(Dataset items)
------
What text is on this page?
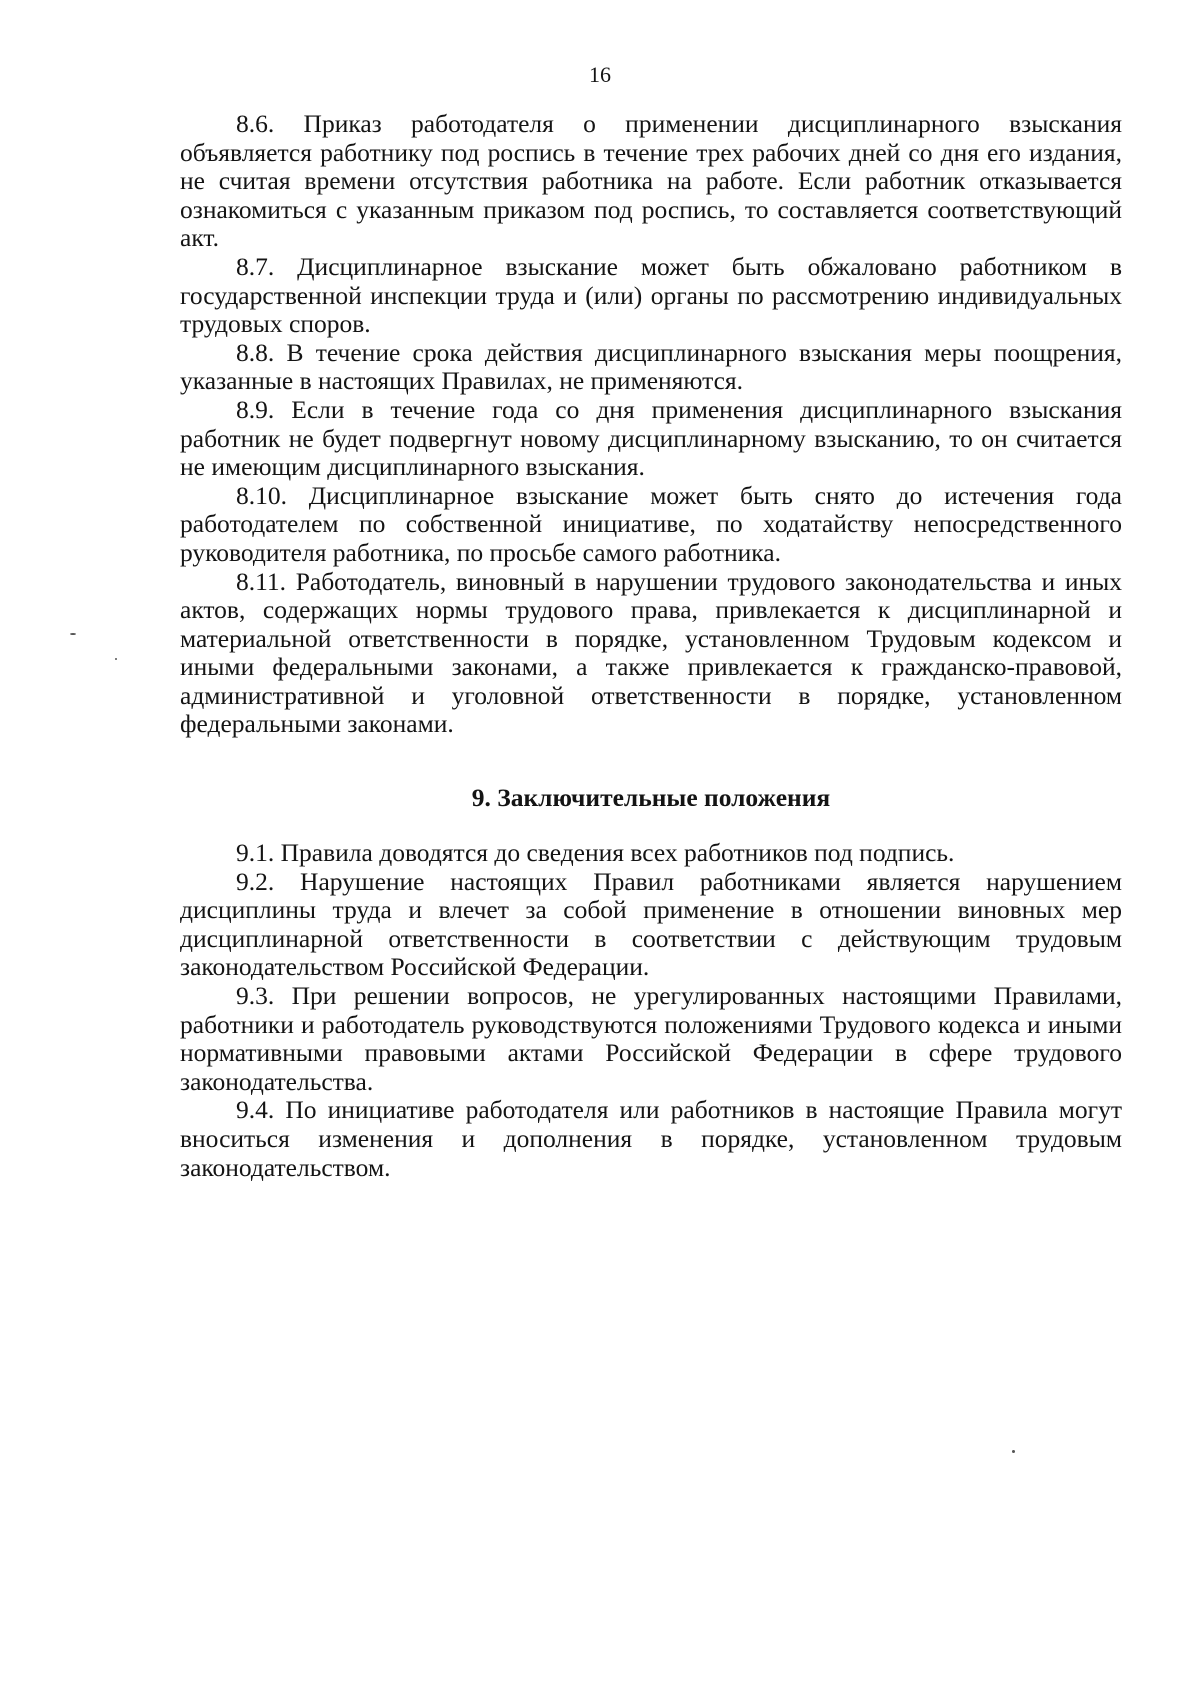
16

8.6. Приказ работодателя о применении дисциплинарного взыскания объявляется работнику под роспись в течение трех рабочих дней со дня его издания, не считая времени отсутствия работника на работе. Если работник отказывается ознакомиться с указанным приказом под роспись, то составляется соответствующий акт.

8.7. Дисциплинарное взыскание может быть обжаловано работником в государственной инспекции труда и (или) органы по рассмотрению индивидуальных трудовых споров.

8.8. В течение срока действия дисциплинарного взыскания меры поощрения, указанные в настоящих Правилах, не применяются.

8.9. Если в течение года со дня применения дисциплинарного взыскания работник не будет подвергнут новому дисциплинарному взысканию, то он считается не имеющим дисциплинарного взыскания.

8.10. Дисциплинарное взыскание может быть снято до истечения года работодателем по собственной инициативе, по ходатайству непосредственного руководителя работника, по просьбе самого работника.

8.11. Работодатель, виновный в нарушении трудового законодательства и иных актов, содержащих нормы трудового права, привлекается к дисциплинарной и материальной ответственности в порядке, установленном Трудовым кодексом и иными федеральными законами, а также привлекается к гражданско-правовой, административной и уголовной ответственности в порядке, установленном федеральными законами.

9. Заключительные положения

9.1. Правила доводятся до сведения всех работников под подпись.

9.2. Нарушение настоящих Правил работниками является нарушением дисциплины труда и влечет за собой применение в отношении виновных мер дисциплинарной ответственности в соответствии с действующим трудовым законодательством Российской Федерации.

9.3. При решении вопросов, не урегулированных настоящими Правилами, работники и работодатель руководствуются положениями Трудового кодекса и иными нормативными правовыми актами Российской Федерации в сфере трудового законодательства.

9.4. По инициативе работодателя или работников в настоящие Правила могут вноситься изменения и дополнения в порядке, установленном трудовым законодательством.
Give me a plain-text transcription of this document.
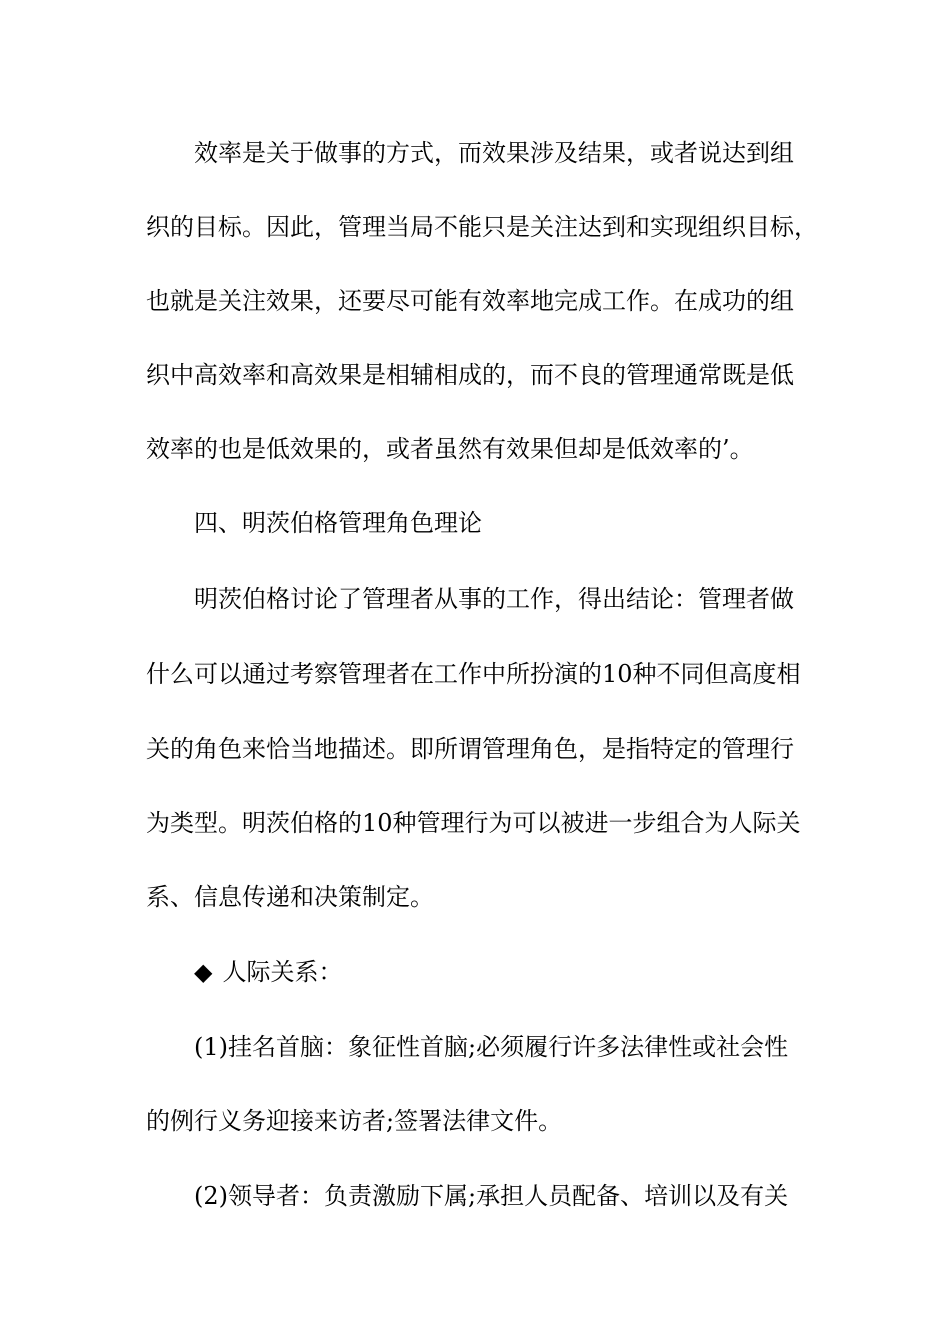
效率是关于做事的方式，而效果涉及结果，或者说达到组
织的目标。因此，管理当局不能只是关注达到和实现组织目标，
也就是关注效果，还要尽可能有效率地完成工作。在成功的组
织中高效率和高效果是相辅相成的，而不良的管理通常既是低
效率的也是低效果的，或者虽然有效果但却是低效率的’。
四、明茨伯格管理角色理论
明茨伯格讨论了管理者从事的工作，得出结论：管理者做
什么可以通过考察管理者在工作中所扮演的10种不同但高度相
关的角色来恰当地描述。即所谓管理角色，是指特定的管理行
为类型。明茨伯格的10种管理行为可以被进一步组合为人际关
系、信息传递和决策制定。
◆ 人际关系：
(1)挂名首脑：象征性首脑;必须履行许多法律性或社会性
的例行义务迎接来访者;签署法律文件。
(2)领导者：负责激励下属;承担人员配备、培训以及有关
------
[YOUR INSTRUCTIONS]
Go through the entries above and output them exactly, without pictures.

[RESULT OF THE EXERCISE]
What text is on this page?
16

8.6. Приказ работодателя о применении дисциплинарного взыскания объявляется работнику под роспись в течение трех рабочих дней со дня его издания, не считая времени отсутствия работника на работе. Если работник отказывается ознакомиться с указанным приказом под роспись, то составляется соответствующий акт.

8.7. Дисциплинарное взыскание может быть обжаловано работником в государственной инспекции труда и (или) органы по рассмотрению индивидуальных трудовых споров.

8.8. В течение срока действия дисциплинарного взыскания меры поощрения, указанные в настоящих Правилах, не применяются.

8.9. Если в течение года со дня применения дисциплинарного взыскания работник не будет подвергнут новому дисциплинарному взысканию, то он считается не имеющим дисциплинарного взыскания.

8.10. Дисциплинарное взыскание может быть снято до истечения года работодателем по собственной инициативе, по ходатайству непосредственного руководителя работника, по просьбе самого работника.

8.11. Работодатель, виновный в нарушении трудового законодательства и иных актов, содержащих нормы трудового права, привлекается к дисциплинарной и материальной ответственности в порядке, установленном Трудовым кодексом и иными федеральными законами, а также привлекается к гражданско-правовой, административной и уголовной ответственности в порядке, установленном федеральными законами.

9. Заключительные положения

9.1. Правила доводятся до сведения всех работников под подпись.

9.2. Нарушение настоящих Правил работниками является нарушением дисциплины труда и влечет за собой применение в отношении виновных мер дисциплинарной ответственности в соответствии с действующим трудовым законодательством Российской Федерации.

9.3. При решении вопросов, не урегулированных настоящими Правилами, работники и работодатель руководствуются положениями Трудового кодекса и иными нормативными правовыми актами Российской Федерации в сфере трудового законодательства.

9.4. По инициативе работодателя или работников в настоящие Правила могут вноситься изменения и дополнения в порядке, установленном трудовым законодательством.
Give me a plain-text transcription of this document.
效率是关于做事的方式，而效果涉及结果，或者说达到组
织的目标。因此，管理当局不能只是关注达到和实现组织目标，
也就是关注效果，还要尽可能有效率地完成工作。在成功的组
织中高效率和高效果是相辅相成的，而不良的管理通常既是低
效率的也是低效果的，或者虽然有效果但却是低效率的’。
四、明茨伯格管理角色理论
明茨伯格讨论了管理者从事的工作，得出结论：管理者做
什么可以通过考察管理者在工作中所扮演的10种不同但高度相
关的角色来恰当地描述。即所谓管理角色，是指特定的管理行
为类型。明茨伯格的10种管理行为可以被进一步组合为人际关
系、信息传递和决策制定。
◆ 人际关系：
(1)挂名首脑：象征性首脑;必须履行许多法律性或社会性
的例行义务迎接来访者;签署法律文件。
(2)领导者：负责激励下属;承担人员配备、培训以及有关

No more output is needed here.